> **SHORT TASK**
Please list every distinct username that posts in the forum thread about a new FNP-9, in the order each first appears.

─── TEXT EXTRACT

# New FNP-9 ordered



## cruzthepug (Mar 16, 2008)

I've been spending more time at the range lately thanks to my new Kimber 1911. That thing is soooo sweet but I had to face the fact that .45 ammo is not cheap and getting harder and harder to find bulk. Now that I'm hooked I needed something that didn't hit my wallet so hard every time at the range. A 9mm is what I decided to get and after some research the FNP-9 seemed like the best choice. I wanted the all black, DA/SA, 16rd model. I have a stocking FN dealer about 30 miles from the house, so Saturday I drove over to see what he had. He only had a bi-tone in 9mm and told me that the distributor was out and he didn't know when he would receive more. 

After searching the internet for a couple of days, finding a good price, buying and then only to find out they didn't really have stock.....twice. I finally found one. Hopefully I'll have it before Christmas :mrgreen:


----------



## mitch03z (Jul 29, 2008)

cruz, have you checked any near by bass pro shops?


----------



## cruzthepug (Mar 16, 2008)

mitch03z said:


> cruz, have you checked any near by bass pro shops?


No I didn't check with Bass Pro, not really one close enough to consider driving to even if they did have one. I don't think they could have beat the price anyway.


----------



## forestranger (Jan 20, 2008)

Hope you like yours as much as I have mine. Have both FNP9 and discontinued(in US) FNP9M compact version. Not quite as accurate (for me) as a good 1911 but still pretty good (might just be that I can shoot better 8 shot groups than 16-17shot groups?). Over 5000rds between the two without first jam. :smt023


----------



## Shipwreck (Jan 26, 2006)

Kewl. The FNP is a nice pistol. Enjoy!


----------



## cruzthepug (Mar 16, 2008)

Shipped yesterday..........maybe I'll have it before Christmas :watching:


----------



## cruzthepug (Mar 16, 2008)

I had been tracking the package and had arrived in town yesterday morning about midnight, so I figured it would be out for delivery. Got off work at 1 and stopped by the shop and their mail had already ran and no package for me :smt022. Came home with plans to pick it up on Friday. About 3:30 yesterday afternoon the shop called and it had arrived :smt041.


----------



## Shipwreck (Jan 26, 2006)

U da man!

Make sure to check out www.fnforum.net for more FNP info.


----------



## cruzthepug (Mar 16, 2008)

Shipwreck said:


> U da man!
> 
> Make sure to check out www.fnforum.net for more FNP info.


Thanks....I would like to know where I can get a FN hat. I saw one in a photo on another post and would like to get one.


----------



## Shipwreck (Jan 26, 2006)

I have 1 - but FN sponsored our forum. RIght now, you'll have to check ebay. We're working on getting some items to sell on the site, but not sure when thatw ill be.

──────
─── MATERIAL SHOWN

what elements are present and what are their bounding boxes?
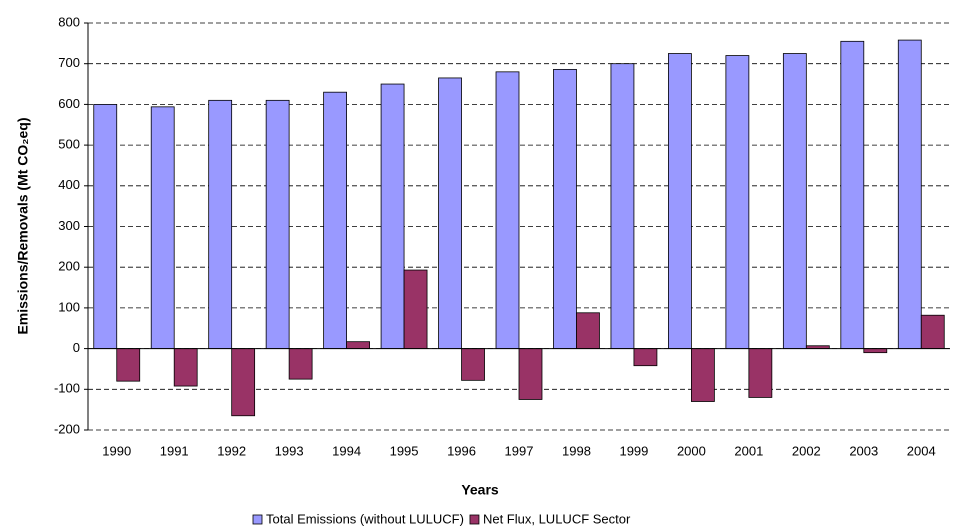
- bar: [782, 53, 807, 350]
- y-tick-label: 400: [58, 177, 80, 192]
- y-tick-label: 600: [58, 96, 80, 111]
- bar: [150, 106, 175, 349]
- bar: [93, 104, 118, 349]
- bar: [518, 348, 543, 400]
- bar: [725, 55, 750, 350]
- legend-swatch: [252, 514, 263, 525]
- y-tick-label: -200: [54, 421, 80, 436]
- bar: [265, 99, 290, 350]
- y-tick-label: 800: [58, 14, 80, 29]
- x-tick-label: 2003: [849, 443, 878, 458]
- legend-label: Net Flux, LULUCF Sector: [483, 511, 631, 526]
- bar: [346, 341, 370, 349]
- x-tick-label: 1994: [332, 443, 361, 458]
- bar: [691, 348, 715, 402]
- x-tick-label: 2004: [907, 443, 936, 458]
- legend-label: Total Emissions (without LULUCF): [266, 511, 464, 526]
- bar: [231, 348, 256, 417]
- x-tick-label: 1996: [447, 443, 476, 458]
- x-tick-label: 2001: [734, 443, 763, 458]
- legend-swatch: [469, 514, 480, 525]
- x-axis-label: Years: [461, 482, 499, 498]
- bar: [576, 312, 600, 349]
- y-tick-label: 700: [58, 55, 80, 70]
- x-tick-label: 1995: [390, 443, 419, 458]
- bar: [173, 348, 198, 387]
- bar: [840, 40, 865, 350]
- y-tick-label: -100: [54, 381, 80, 396]
- bar: [668, 53, 692, 350]
- y-tick-label: 500: [58, 137, 80, 152]
- x-tick-label: 1991: [160, 443, 189, 458]
- bar: [403, 269, 428, 350]
- bar: [920, 314, 945, 350]
- x-tick-label: 1992: [217, 443, 246, 458]
- bar: [633, 348, 658, 367]
- bar: [495, 71, 520, 350]
- bar: [208, 99, 233, 350]
- x-tick-label: 2000: [677, 443, 706, 458]
- bar: [897, 39, 922, 350]
- bar: [380, 83, 405, 349]
- bar: [116, 348, 141, 382]
- x-tick-label: 2002: [792, 443, 821, 458]
- y-axis-label: Emissions/Removals (Mt CO₂eq): [15, 117, 31, 334]
- y-tick-label: 300: [58, 218, 80, 233]
- bar: [438, 77, 462, 349]
- y-tick-label: 200: [58, 259, 80, 274]
- x-tick-label: 1998: [562, 443, 591, 458]
- x-tick-label: 1990: [102, 443, 131, 458]
- bar: [863, 348, 888, 354]
- bar: [323, 91, 348, 350]
- x-tick-label: 1997: [505, 443, 534, 458]
- bar: [610, 63, 635, 349]
- y-tick-label: 100: [58, 299, 80, 314]
- y-tick-label: 0: [73, 340, 80, 355]
- bar: [748, 348, 773, 398]
- x-tick-label: 1993: [275, 443, 304, 458]
- x-tick-label: 1999: [619, 443, 648, 458]
- bar: [288, 348, 313, 380]
- bar: [553, 68, 577, 349]
- bar: [461, 348, 485, 381]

──────

> **TASK RESPONSE**
cruzthepug, mitch03z, forestranger, Shipwreck